■ Text:
In this script, we will continue the winner prediction, but we will use subcategories instead of the sum of education spending. Additionally, we will predict the accuracy for predicting each of the 3 major parties.

We will start with getting/initializing a spark session. 

In [11]:
#!/usr/bin/env python3
import json
import re
from unidecode import unidecode # https://pypi.org/project/Unidecode/

from pyspark.sql import SparkSession
import pyspark.sql.functions as F
from pyspark.sql.window import Window
from pyspark.sql.functions import col, when, regexp_replace, udf
from pyspark.sql.types import StringType, IntegerType, FloatType
from pyspark.ml.feature import VectorAssembler, StringIndexer
from pyspark.ml.classification import RandomForestClassifier, OneVsRest
from pyspark.ml import Pipeline
from pyspark.ml.evaluation import MulticlassClassificationEvaluator, BinaryClassificationEvaluator

spark = SparkSession.builder \
    .appName("MunicipalSpendingAndElectionAnalysis") \
    .config("spark.network.timeout", "600s") \
    .config("spark.executor.heartbeatInterval", "60s") \
    .getOrCreate()

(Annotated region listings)
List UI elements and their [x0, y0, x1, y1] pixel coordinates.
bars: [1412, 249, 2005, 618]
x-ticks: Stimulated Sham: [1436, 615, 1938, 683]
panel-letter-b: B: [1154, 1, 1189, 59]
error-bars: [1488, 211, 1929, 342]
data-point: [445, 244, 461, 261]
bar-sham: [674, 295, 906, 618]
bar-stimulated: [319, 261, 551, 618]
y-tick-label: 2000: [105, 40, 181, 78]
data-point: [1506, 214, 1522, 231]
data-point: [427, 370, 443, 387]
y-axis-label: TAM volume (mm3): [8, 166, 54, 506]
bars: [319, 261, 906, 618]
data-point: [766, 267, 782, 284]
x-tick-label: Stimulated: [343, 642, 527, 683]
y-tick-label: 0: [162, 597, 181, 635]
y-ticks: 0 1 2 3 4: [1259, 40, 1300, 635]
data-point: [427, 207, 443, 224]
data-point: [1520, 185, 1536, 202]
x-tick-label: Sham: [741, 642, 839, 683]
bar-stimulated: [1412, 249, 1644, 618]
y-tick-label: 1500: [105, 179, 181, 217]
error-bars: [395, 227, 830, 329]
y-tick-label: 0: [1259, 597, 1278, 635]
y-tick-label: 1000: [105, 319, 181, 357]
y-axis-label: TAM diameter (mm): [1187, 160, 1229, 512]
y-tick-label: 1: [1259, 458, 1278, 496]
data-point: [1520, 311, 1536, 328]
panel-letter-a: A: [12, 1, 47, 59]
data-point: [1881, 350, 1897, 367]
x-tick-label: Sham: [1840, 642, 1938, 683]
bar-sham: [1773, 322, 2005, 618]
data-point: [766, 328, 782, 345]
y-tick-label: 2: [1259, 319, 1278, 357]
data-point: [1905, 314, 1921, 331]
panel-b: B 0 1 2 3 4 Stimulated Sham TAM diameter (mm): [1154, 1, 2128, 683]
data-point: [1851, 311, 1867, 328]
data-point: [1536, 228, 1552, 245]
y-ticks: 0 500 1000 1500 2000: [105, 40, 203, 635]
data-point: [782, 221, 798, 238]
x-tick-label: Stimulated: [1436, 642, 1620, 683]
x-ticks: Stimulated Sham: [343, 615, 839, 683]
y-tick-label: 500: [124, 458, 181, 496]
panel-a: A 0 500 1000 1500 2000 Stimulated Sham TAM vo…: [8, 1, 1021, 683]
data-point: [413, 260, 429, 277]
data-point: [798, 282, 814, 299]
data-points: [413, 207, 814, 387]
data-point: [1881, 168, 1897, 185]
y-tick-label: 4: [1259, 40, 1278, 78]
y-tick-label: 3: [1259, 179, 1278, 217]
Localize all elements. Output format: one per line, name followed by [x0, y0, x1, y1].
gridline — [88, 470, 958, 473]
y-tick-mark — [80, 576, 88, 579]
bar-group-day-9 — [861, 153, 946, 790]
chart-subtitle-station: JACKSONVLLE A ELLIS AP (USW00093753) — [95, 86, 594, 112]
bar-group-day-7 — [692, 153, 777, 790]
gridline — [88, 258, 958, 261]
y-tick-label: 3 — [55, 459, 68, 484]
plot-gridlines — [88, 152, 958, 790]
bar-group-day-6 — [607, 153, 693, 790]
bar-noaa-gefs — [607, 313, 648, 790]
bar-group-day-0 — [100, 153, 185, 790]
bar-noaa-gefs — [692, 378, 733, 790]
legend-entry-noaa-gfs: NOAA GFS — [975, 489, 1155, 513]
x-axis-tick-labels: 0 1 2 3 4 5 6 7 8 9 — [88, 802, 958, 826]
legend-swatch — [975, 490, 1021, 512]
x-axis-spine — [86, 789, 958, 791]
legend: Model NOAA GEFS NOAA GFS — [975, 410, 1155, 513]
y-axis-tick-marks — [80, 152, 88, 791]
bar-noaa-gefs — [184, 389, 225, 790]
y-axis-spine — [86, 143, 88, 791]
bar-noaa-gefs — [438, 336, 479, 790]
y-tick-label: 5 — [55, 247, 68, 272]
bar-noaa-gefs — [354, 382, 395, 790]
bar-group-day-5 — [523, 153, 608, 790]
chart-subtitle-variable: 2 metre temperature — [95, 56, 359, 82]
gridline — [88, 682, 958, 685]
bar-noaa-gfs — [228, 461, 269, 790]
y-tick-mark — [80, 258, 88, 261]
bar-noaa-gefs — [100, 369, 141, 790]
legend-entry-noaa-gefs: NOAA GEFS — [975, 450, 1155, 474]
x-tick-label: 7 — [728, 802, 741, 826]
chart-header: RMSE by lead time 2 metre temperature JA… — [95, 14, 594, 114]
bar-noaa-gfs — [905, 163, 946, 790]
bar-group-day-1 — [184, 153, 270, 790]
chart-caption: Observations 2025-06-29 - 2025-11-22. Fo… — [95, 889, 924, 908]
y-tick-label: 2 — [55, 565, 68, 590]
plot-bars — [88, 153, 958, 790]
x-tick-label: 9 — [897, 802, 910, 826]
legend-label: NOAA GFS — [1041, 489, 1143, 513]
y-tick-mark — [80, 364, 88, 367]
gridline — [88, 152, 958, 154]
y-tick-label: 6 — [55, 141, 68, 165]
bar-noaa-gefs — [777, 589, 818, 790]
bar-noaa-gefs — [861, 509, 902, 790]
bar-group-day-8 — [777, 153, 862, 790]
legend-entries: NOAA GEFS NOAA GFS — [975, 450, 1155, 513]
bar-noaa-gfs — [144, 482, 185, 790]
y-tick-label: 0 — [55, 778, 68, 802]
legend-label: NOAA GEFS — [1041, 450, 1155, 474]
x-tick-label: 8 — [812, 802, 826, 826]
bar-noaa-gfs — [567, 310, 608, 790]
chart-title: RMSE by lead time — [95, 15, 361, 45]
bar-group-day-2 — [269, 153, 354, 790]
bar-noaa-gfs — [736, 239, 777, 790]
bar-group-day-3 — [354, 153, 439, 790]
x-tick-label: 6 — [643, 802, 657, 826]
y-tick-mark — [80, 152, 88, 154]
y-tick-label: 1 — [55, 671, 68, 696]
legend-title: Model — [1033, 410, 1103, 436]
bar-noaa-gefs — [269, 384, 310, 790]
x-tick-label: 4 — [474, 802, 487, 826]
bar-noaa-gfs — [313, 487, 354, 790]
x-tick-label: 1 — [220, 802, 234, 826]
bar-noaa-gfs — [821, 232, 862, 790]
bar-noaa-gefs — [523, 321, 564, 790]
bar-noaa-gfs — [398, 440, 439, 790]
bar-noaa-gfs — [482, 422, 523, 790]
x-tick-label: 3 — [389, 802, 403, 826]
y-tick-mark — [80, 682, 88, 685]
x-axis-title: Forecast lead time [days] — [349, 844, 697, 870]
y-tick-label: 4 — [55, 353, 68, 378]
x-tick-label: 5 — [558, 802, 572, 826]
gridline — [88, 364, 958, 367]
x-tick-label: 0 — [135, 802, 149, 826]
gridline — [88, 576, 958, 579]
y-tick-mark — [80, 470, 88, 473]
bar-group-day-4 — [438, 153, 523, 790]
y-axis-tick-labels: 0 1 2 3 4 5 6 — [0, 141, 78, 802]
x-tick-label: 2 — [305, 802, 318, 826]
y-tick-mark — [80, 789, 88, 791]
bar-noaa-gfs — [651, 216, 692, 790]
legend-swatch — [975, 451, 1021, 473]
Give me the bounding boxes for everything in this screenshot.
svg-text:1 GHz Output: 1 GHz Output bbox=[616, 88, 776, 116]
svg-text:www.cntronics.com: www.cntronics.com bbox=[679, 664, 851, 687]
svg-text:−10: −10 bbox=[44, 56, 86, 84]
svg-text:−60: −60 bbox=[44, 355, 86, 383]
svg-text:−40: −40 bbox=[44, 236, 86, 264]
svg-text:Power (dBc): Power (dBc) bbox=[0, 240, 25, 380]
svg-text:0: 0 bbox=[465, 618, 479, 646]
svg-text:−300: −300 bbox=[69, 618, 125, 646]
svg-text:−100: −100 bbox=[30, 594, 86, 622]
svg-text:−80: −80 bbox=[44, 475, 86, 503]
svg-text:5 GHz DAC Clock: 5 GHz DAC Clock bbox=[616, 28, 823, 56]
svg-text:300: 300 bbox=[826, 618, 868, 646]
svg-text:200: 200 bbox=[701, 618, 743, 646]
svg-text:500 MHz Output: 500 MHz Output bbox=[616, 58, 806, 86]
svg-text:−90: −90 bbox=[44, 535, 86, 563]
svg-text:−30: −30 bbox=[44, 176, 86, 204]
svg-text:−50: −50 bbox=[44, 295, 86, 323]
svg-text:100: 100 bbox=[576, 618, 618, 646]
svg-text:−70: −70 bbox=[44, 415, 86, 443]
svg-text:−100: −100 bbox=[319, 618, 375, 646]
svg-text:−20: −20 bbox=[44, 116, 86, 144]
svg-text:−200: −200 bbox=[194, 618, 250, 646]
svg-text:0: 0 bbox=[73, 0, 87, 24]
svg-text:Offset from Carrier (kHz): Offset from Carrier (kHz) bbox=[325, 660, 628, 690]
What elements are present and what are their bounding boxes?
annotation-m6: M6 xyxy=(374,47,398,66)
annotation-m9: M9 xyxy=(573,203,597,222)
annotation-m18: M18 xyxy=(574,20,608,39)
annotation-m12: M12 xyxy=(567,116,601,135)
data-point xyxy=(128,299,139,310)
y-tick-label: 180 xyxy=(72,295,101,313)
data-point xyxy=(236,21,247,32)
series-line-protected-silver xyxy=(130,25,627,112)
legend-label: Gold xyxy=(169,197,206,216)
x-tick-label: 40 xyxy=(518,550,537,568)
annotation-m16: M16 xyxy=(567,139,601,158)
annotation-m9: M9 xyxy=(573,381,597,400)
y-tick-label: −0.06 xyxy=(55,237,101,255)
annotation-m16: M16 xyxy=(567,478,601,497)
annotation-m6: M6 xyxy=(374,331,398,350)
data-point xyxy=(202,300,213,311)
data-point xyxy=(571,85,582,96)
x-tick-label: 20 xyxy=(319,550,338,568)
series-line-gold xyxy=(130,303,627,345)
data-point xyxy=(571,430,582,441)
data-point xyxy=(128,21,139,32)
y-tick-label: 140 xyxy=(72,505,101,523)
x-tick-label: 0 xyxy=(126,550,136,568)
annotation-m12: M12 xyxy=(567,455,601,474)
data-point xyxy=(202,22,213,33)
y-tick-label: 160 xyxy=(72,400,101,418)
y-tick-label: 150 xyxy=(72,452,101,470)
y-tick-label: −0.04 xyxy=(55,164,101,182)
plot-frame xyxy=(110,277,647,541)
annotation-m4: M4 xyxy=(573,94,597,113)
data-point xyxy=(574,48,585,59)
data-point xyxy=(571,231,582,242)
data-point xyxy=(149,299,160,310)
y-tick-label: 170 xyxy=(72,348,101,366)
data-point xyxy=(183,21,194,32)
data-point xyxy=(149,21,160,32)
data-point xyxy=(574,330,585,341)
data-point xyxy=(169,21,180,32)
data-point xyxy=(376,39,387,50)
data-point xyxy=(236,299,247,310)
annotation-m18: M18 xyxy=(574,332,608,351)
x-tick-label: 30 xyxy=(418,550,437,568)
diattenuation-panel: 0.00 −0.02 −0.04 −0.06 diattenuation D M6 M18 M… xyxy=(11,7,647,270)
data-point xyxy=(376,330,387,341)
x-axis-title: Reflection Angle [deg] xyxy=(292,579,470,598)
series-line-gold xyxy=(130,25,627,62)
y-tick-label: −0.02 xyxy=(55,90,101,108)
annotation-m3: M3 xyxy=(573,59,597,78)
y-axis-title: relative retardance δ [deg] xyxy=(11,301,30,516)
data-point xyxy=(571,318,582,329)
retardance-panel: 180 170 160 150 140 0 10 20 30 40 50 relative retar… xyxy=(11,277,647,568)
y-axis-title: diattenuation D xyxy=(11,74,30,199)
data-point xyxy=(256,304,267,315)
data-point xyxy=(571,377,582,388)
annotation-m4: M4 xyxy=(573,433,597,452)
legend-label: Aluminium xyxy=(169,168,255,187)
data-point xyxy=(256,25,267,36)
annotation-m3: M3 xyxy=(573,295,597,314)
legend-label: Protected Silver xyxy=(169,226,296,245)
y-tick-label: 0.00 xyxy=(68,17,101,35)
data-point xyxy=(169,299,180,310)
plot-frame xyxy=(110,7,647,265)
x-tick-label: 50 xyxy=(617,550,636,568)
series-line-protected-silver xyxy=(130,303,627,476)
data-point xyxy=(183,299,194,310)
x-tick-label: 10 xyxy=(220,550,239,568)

■ Requirement:
Continue the Spark election-prediction script from the point where its text ends above.

■ Output:
print("Done")

Done


Now, we will load the data. First, we load the election/spending dataset (data/merged_data.csv)

In [12]:
merged_data_path = "data/merged_data.csv"
merged_df = (
    spark.read
         .option("header", True)
         .option("inferSchema", True)
         .option("sep", ",")
         .csv(merged_data_path)
         .drop("_c0")  # Drop unnecessary column if exists
)

# ensure proper types
merged_df = merged_df.withColumn("Year", F.col("Year").cast("integer"))

# ensure col name consistency.
if "Municipality" in merged_df.columns:
    merged_df = merged_df.withColumnRenamed("Municipality", "Municipality_Name")
if "Municipality_Lowercase" not in merged_df.columns:
    merged_df = merged_df.withColumn(
        "Municipality_Lowercase",
        F.regexp_replace(F.lower(F.trim(col("Municipality_Name"))), r"\s+", "-")
    )

print("Election data:")
merged_df.show(5, truncate=False)

# we will load the spending data again to get the subcategory-level spending.
spend_raw = spark.read.csv("data/Bildungsausgaben_Gemeinden_Oberösterreich_data_2007_bis_2019.csv",
                           header=True, sep=",", inferSchema=True)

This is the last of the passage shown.